* SET TASK: Retype the records below exactly as they appear.

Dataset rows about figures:
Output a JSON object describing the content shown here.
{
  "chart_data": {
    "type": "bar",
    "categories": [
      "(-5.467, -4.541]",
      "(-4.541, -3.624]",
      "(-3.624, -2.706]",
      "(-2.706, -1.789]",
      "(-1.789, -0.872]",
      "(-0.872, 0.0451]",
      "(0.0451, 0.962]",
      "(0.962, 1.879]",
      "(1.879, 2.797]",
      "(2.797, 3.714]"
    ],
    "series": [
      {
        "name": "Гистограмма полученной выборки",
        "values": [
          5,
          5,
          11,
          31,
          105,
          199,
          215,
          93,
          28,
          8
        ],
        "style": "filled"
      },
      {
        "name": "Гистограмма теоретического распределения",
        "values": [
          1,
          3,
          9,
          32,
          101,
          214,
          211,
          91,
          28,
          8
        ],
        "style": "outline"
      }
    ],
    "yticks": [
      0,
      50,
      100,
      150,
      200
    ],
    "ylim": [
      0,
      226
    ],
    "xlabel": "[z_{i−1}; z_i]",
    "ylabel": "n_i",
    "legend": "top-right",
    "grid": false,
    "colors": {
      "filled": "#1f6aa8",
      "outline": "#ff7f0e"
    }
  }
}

* WORKED ANSWER:
Output a JSON object describing the content shown here.
{
  "chart_data": {
    "type": "bar",
    "categories": [
      "(-5.467, -4.541]",
      "(-4.541, -3.624]",
      "(-3.624, -2.706]",
      "(-2.706, -1.789]",
      "(-1.789, -0.872]",
      "(-0.872, 0.0451]",
      "(0.0451, 0.962]",
      "(0.962, 1.879]",
      "(1.879, 2.797]",
      "(2.797, 3.714]"
    ],
    "series": [
      {
        "name": "Гистограмма полученной выборки",
        "values": [
          5,
          5,
          11,
          31,
          105,
          199,
          215,
          93,
          28,
          8
        ],
        "style": "filled"
      },
      {
        "name": "Гистограмма теоретического распределения",
        "values": [
          1,
          3,
          9,
          32,
          101,
          214,
          211,
          91,
          28,
          8
        ],
        "style": "outline"
      }
    ],
    "yticks": [
      0,
      50,
      100,
      150,
      200
    ],
    "ylim": [
      0,
      226
    ],
    "xlabel": "[z_{i−1}; z_i]",
    "ylabel": "n_i",
    "legend": "top-right",
    "grid": false,
    "colors": {
      "filled": "#1f6aa8",
      "outline": "#ff7f0e"
    }
  }
}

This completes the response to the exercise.